Go through the material below and copy all lines with "page".

— Start of DATA TO USE —

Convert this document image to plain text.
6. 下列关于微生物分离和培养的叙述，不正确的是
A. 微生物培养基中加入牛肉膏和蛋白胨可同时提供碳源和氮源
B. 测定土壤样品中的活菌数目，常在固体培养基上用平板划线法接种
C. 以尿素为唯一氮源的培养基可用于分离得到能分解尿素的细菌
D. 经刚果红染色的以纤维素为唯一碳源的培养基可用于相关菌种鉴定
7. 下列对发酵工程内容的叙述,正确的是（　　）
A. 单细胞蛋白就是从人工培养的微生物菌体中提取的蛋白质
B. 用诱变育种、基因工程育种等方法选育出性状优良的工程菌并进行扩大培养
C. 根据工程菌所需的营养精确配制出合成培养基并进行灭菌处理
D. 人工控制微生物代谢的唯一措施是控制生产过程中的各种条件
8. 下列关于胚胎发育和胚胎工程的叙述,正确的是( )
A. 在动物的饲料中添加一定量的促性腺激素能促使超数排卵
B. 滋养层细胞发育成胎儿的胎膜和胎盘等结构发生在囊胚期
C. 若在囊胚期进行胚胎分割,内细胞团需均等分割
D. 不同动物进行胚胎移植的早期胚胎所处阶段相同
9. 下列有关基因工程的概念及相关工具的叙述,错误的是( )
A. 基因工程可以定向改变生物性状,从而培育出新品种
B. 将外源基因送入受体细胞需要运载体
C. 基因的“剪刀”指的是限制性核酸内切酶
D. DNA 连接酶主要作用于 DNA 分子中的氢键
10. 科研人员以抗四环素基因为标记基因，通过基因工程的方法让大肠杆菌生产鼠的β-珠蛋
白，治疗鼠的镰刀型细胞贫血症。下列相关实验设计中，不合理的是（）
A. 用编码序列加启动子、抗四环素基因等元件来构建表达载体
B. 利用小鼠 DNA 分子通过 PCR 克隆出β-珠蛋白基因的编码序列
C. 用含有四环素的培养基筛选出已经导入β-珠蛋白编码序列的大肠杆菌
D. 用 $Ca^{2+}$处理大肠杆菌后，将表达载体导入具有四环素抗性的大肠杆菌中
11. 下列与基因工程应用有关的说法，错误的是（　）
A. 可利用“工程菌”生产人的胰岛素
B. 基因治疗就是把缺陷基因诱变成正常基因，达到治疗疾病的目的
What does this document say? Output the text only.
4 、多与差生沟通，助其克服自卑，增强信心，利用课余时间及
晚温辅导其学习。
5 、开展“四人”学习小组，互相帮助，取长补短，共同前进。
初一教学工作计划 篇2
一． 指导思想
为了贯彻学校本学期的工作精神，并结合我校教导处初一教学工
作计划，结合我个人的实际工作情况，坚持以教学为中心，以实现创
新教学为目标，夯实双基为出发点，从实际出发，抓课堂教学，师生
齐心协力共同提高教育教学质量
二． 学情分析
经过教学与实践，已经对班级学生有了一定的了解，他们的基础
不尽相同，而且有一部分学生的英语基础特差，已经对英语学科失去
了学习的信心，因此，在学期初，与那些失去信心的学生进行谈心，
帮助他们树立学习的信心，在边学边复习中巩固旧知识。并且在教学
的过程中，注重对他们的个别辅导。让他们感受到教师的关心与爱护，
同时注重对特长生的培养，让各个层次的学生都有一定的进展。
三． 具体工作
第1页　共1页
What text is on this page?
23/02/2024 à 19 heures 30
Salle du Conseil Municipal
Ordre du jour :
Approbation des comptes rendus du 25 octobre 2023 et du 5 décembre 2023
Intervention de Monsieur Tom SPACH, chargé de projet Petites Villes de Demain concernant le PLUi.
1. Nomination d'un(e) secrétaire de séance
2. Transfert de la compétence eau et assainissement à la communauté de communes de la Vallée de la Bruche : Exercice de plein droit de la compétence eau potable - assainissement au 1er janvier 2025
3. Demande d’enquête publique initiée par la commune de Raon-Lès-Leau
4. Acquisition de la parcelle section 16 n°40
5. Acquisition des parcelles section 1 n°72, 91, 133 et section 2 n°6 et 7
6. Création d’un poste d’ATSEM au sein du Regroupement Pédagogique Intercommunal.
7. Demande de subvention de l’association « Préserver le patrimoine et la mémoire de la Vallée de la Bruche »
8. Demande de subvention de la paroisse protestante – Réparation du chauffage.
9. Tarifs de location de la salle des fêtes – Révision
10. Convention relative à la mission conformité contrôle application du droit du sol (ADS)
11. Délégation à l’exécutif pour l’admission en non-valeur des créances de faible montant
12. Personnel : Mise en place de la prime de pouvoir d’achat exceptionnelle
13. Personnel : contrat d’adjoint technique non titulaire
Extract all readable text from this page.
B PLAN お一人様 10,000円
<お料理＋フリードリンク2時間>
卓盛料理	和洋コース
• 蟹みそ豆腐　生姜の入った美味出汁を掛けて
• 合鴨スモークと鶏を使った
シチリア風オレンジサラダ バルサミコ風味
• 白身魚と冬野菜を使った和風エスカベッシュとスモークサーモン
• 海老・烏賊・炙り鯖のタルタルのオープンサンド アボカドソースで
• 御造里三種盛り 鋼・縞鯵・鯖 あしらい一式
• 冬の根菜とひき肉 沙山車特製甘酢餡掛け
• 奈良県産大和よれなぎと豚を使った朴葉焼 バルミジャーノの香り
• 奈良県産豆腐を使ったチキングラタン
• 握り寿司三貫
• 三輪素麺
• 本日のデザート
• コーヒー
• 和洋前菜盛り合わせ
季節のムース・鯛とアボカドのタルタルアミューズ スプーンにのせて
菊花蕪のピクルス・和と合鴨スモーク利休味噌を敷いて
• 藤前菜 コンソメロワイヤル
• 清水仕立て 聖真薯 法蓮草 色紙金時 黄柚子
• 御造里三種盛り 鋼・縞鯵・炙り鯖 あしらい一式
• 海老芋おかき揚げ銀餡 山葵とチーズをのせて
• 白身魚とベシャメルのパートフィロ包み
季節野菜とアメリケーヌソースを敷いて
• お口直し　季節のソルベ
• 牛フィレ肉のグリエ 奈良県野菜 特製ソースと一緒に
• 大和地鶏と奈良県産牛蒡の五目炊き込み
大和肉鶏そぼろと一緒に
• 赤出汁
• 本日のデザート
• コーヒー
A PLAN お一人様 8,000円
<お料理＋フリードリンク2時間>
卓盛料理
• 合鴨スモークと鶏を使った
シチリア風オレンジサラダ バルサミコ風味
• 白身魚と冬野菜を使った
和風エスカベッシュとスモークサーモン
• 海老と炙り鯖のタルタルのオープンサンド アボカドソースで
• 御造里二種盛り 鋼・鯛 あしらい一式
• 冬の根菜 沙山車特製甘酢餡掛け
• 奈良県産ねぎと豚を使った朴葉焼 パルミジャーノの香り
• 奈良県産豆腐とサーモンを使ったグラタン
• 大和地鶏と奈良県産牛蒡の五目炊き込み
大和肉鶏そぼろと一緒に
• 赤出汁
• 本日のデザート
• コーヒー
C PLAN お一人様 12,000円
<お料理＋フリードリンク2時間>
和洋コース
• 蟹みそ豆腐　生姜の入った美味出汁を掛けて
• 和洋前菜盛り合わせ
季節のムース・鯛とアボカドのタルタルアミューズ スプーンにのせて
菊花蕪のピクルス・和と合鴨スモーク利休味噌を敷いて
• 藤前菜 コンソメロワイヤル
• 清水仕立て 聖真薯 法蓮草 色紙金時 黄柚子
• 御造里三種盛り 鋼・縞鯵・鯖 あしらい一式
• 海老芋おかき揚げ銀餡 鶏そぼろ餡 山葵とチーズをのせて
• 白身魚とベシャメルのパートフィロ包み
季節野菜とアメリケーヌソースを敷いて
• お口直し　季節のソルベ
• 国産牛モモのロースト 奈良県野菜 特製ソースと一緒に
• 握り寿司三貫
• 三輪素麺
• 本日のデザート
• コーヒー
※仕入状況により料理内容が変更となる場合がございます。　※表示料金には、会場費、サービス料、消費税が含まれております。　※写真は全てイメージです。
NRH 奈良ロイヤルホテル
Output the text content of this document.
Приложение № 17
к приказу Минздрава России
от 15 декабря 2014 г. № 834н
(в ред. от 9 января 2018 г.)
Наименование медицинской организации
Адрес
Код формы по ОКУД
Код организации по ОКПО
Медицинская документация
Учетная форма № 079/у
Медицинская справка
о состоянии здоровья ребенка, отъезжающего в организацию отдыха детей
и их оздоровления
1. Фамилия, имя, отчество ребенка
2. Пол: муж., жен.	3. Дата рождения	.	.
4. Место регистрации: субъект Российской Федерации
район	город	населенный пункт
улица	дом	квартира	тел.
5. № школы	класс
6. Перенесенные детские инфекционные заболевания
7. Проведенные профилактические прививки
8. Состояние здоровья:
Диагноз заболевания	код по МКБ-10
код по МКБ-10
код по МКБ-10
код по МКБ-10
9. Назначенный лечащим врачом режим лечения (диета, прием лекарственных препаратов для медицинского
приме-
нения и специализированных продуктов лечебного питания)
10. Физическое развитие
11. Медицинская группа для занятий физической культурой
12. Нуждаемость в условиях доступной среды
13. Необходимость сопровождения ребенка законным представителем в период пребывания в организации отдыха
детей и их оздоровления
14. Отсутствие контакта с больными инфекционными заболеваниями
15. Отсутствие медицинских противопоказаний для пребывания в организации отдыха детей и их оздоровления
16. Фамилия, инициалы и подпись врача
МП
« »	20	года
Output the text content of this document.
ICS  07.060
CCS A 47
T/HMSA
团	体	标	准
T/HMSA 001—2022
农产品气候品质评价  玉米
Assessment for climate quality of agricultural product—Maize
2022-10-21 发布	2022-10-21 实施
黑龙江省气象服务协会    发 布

— End of DATA TO USE —

- EXERCISE RESULT:
What text is on this page?
Extract all readable text from this page.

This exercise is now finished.